[Text to read]
▼▼▼
Note, however, that all model objects must be of the same class, so it is not possible to generate a table from a jags object and a stanfit object.

mcmcReg(list(fit.jags, fit.stan), format = 'html', doctype = F)

When including multiple models, supplying scalars or vectors to arguments will result in them being applied to each model equally. Treating models differentially is possible by supplying a list of scalars or vectors instead.

mcmcReg(list(fit.rstanarm, fit.rstanarm),
        pars = list(c('female', 'extraversion'), 'neuroticism'),
        format = 'html', doctype = F)
Statistical models
  Model 1 Model 2
female 0.24*  
  [0.01; 0.45]  
extraversion 0.52*  
  [0.31; 0.73]  
neuroticism   0.07
    [-0.15; 0.28]
* Null hypothesis value outside 95% credible interval.

texreg arguments

Although custom.coef.map is not an argument to mcmcReg, it works because mcmcReg supports all standard texreg arguments (a few have been overridden, but they are explicit arguments to mcmcReg). This introduces a high level of control over the output of mcmcReg, as e.g. models can be renamed.

mcmcReg(fit.rstanarm, custom.model.names = 'Binary Outcome', 
        format = 'html', doctype = F)
Statistical models
  Binary Outcome
(Intercept) -0.46*
  [-0.62; -0.29]
female 0.24*
  [ 0.01; 0.45]
neuroticism 0.07
  [-0.15; 0.28]
extraversion 0.52*
  [ 0.31; 0.73]
* 0 outside 95% credible interval.
▲▲▲
[Stored records]
▼▼▼
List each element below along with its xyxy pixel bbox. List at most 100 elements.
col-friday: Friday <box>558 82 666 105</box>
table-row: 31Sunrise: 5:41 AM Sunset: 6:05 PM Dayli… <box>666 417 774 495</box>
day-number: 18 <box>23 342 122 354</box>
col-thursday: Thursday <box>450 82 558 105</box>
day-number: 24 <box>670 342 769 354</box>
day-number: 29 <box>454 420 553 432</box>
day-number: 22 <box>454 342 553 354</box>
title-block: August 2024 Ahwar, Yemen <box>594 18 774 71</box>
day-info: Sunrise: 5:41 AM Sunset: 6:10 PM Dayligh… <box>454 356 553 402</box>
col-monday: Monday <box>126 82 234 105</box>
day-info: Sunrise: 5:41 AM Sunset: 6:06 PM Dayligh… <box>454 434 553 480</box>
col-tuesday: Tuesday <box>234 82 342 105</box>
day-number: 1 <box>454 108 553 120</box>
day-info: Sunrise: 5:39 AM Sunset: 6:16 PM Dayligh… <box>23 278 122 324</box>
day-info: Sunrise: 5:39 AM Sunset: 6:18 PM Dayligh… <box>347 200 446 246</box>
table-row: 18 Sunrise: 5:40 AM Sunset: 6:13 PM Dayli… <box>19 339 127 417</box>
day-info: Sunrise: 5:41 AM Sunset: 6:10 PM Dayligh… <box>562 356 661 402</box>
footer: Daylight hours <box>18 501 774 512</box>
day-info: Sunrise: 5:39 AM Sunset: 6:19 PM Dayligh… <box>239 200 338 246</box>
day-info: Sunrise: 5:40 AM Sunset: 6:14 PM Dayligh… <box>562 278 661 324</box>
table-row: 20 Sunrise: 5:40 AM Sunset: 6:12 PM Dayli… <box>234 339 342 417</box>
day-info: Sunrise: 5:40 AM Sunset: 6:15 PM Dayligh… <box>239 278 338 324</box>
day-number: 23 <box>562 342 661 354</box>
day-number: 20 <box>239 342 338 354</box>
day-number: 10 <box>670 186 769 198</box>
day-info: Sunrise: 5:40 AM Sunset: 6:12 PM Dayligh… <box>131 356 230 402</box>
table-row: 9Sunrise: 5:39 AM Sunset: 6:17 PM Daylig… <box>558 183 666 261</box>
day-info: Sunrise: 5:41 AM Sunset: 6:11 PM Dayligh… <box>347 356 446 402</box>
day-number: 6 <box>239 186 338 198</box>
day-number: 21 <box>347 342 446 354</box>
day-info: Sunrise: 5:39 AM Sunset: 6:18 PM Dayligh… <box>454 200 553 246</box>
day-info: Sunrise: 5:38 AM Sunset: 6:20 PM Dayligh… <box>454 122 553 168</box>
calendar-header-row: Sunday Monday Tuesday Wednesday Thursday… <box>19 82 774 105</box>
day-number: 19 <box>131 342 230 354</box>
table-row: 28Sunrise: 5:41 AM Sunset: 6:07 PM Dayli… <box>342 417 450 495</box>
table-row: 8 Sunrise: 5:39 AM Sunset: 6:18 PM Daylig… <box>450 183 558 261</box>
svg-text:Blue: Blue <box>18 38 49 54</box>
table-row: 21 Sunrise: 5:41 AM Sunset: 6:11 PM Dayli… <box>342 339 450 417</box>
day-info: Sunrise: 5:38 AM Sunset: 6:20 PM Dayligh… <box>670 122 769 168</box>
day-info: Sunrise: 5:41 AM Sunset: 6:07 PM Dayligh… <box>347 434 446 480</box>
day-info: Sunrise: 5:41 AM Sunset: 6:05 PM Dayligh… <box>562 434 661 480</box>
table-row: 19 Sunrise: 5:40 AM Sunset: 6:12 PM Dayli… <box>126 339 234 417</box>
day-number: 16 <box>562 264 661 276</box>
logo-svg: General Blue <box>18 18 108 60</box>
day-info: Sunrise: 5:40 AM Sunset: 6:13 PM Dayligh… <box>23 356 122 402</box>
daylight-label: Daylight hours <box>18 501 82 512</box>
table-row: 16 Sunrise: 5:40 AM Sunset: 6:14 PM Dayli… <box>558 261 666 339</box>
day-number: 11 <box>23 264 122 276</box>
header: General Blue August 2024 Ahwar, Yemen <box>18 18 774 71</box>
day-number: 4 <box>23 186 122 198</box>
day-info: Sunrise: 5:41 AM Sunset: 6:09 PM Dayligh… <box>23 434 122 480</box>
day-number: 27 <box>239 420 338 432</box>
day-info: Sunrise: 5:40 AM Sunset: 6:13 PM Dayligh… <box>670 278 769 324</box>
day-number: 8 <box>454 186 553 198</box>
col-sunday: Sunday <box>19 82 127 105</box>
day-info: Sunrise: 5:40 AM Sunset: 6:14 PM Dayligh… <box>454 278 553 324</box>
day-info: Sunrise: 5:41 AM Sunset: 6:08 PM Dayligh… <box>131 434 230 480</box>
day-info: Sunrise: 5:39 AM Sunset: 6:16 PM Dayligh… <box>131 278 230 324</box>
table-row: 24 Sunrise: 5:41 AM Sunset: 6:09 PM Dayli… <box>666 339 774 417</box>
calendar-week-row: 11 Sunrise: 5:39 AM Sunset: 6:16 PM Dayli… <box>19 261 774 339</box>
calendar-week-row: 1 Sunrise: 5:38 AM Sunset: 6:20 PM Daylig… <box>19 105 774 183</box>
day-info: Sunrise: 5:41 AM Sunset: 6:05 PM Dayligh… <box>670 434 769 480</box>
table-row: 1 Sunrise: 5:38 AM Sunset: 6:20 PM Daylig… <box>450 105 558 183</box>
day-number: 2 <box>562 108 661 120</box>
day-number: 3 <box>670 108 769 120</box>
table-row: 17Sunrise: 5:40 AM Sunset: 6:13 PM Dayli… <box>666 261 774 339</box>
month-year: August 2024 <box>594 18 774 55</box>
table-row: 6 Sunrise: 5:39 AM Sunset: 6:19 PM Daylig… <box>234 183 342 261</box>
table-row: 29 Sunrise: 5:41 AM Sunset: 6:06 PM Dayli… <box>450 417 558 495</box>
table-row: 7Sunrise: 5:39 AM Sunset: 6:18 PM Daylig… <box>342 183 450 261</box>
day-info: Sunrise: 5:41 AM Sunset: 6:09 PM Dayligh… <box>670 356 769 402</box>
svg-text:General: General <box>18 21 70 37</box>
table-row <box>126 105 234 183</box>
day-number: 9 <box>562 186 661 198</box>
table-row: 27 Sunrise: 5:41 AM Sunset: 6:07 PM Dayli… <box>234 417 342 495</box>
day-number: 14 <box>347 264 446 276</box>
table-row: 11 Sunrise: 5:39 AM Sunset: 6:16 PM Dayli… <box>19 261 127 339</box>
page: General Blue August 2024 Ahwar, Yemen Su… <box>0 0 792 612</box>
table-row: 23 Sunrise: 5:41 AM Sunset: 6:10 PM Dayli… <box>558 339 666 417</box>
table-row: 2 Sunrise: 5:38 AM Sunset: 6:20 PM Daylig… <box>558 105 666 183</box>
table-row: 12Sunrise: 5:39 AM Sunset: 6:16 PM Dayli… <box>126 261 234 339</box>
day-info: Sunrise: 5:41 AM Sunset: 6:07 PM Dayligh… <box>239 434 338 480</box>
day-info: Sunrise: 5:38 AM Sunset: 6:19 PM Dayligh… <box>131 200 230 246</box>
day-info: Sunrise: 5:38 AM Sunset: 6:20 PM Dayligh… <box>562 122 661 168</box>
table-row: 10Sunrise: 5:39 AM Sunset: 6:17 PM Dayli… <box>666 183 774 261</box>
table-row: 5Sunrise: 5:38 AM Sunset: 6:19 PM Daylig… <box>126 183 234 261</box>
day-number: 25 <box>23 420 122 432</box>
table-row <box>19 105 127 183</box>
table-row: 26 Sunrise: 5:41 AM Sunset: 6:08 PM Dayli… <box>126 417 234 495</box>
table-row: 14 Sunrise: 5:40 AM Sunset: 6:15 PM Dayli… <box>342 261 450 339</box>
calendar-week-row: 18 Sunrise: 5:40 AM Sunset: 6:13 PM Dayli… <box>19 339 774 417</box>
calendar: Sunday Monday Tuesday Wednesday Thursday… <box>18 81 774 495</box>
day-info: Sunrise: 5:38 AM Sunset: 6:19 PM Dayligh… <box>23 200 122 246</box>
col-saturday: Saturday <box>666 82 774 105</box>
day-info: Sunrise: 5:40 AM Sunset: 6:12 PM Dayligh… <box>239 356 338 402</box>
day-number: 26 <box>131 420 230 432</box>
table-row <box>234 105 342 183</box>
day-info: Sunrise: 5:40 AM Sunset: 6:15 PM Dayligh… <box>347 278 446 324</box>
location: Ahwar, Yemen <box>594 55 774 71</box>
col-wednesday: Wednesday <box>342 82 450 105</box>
▲▲▲
[Tasks to carry out]
A – From the mcmcReg excerpt, print the part that opens with the words containing "mcmcReg(list(fit.jags, fit.stan), format" and closes with "or vectors instead.".
B – According to the mcmcReg excerpt, what must be true of all model objects passed together?
C – Render this sentence from the mcmcReg excerpt in Spanish: "Treating models differentially is possible by supplying a list of scalars or vectors instead."
The data has no connection to the mcmcReg excerpt.

[Results]
A –
mcmcReg(list(fit.jags, fit.stan), format = 'html', doctype = F)

When including multiple models, supplying scalars or vectors to arguments will result in them being applied to each model equally. Treating models differentially is possible by supplying a list of scalars or vectors instead.

B – They must all be of the same class.

C – Es posible tratar los modelos de forma diferenciada proporcionando, en su lugar, una lista de escalares o vectores.